Task description: List every file extension that the file-list filter in the code diff below accepts.

Source text:
Hude rework to move the batch to a DTO to make it far more modular to the future ui

This commit is contained in:
Jaret Burkett
2023-08-29 10:22:19 -06:00
parent bd758ff203
commit 714854ee86
10 changed files with 286 additions and 232 deletions

View File

@@ -1,3 +1,4 @@
import json
import os
import random
from typing import List
@@ -13,10 +14,9 @@ from tqdm import tqdm
import albumentations as A
from toolkit import image_utils
from toolkit.config_modules import DatasetConfig
from toolkit.config_modules import DatasetConfig, preprocess_dataset_raw_config
from toolkit.dataloader_mixins import CaptionMixin, BucketsMixin
from toolkit.data_transfer_object.data_loader import FileItemDTO
from toolkit.data_transfer_object.data_loader import FileItemDTO, DataLoaderBatchDTO
class ImageDataset(Dataset, CaptionMixin):
@@ -29,7 +29,7 @@ class ImageDataset(Dataset, CaptionMixin):
self.include_prompt = self.get_config('include_prompt', False)
self.default_prompt = self.get_config('default_prompt', '')
if self.include_prompt:
self.caption_type = self.get_config('caption_type', 'txt')
self.caption_type = self.get_config('caption_ext', 'txt')
else:
self.caption_type = None
# we always random crop if random scale is enabled
@@ -288,24 +288,17 @@ class PairedImageDataset(Dataset):
return img, prompt, (self.neg_weight, self.pos_weight)
printed_messages = []
def print_once(msg):
global printed_messages
if msg not in printed_messages:
print(msg)
printed_messages.append(msg)
class AiToolkitDataset(Dataset, CaptionMixin, BucketsMixin):
def __init__(self, dataset_config: 'DatasetConfig', batch_size=1):
super().__init__()
self.dataset_config = dataset_config
self.folder_path = dataset_config.folder_path
self.caption_type = dataset_config.caption_type
folder_path = dataset_config.folder_path
self.dataset_path = dataset_config.dataset_path
if self.dataset_path is None:
self.dataset_path = folder_path
self.caption_type = dataset_config.caption_ext
self.default_caption = dataset_config.default_caption
self.random_scale = dataset_config.random_scale
self.scale = dataset_config.scale
@@ -313,147 +306,96 @@ class AiToolkitDataset(Dataset, CaptionMixin, BucketsMixin):
# we always random crop if random scale is enabled
self.random_crop = self.random_scale if self.random_scale else dataset_config.random_crop
self.resolution = dataset_config.resolution
self.caption_dict = None
self.file_list: List['FileItemDTO'] = []
# get the file list
file_list = [
os.path.join(self.folder_path, file) for file in os.listdir(self.folder_path) if
file.lower().endswith(('.jpg', '.jpeg', '.png', '.webp'))

Given information:
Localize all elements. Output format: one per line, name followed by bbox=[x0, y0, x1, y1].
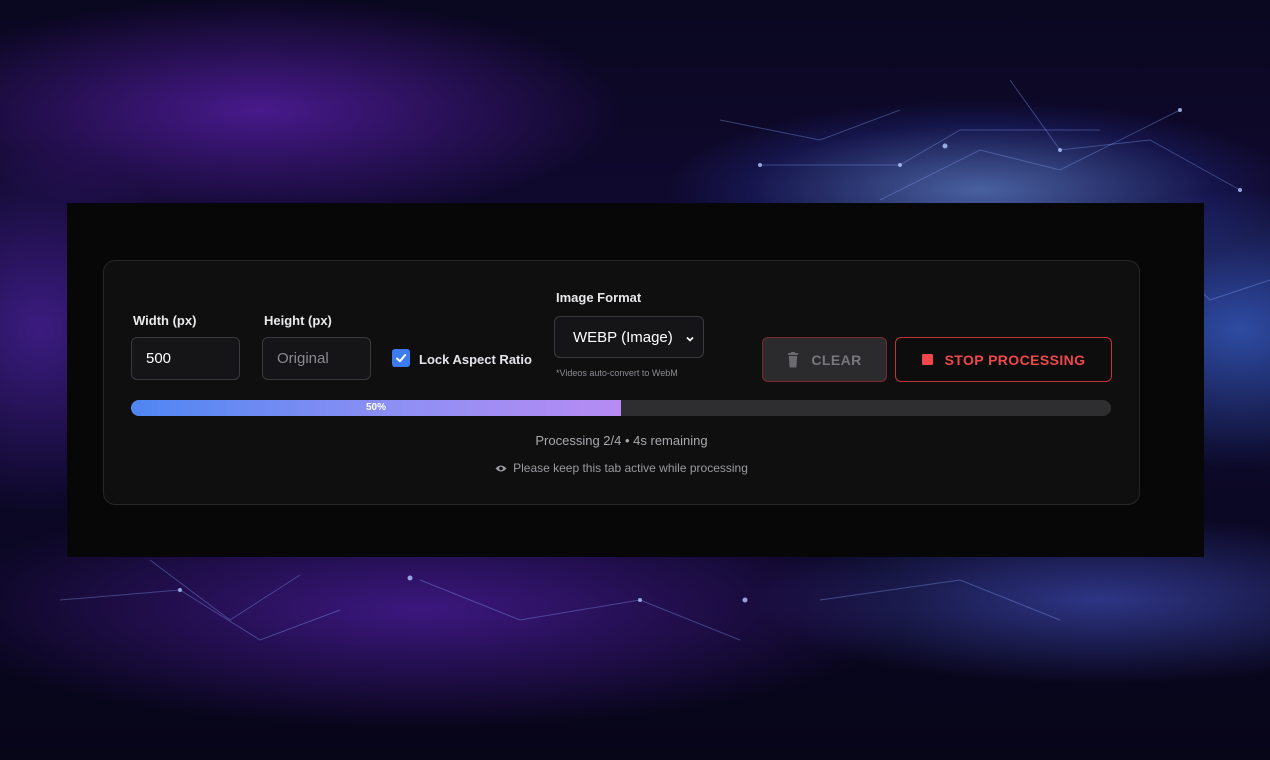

Result of the exercise: .jpg, .jpeg, .png, .webp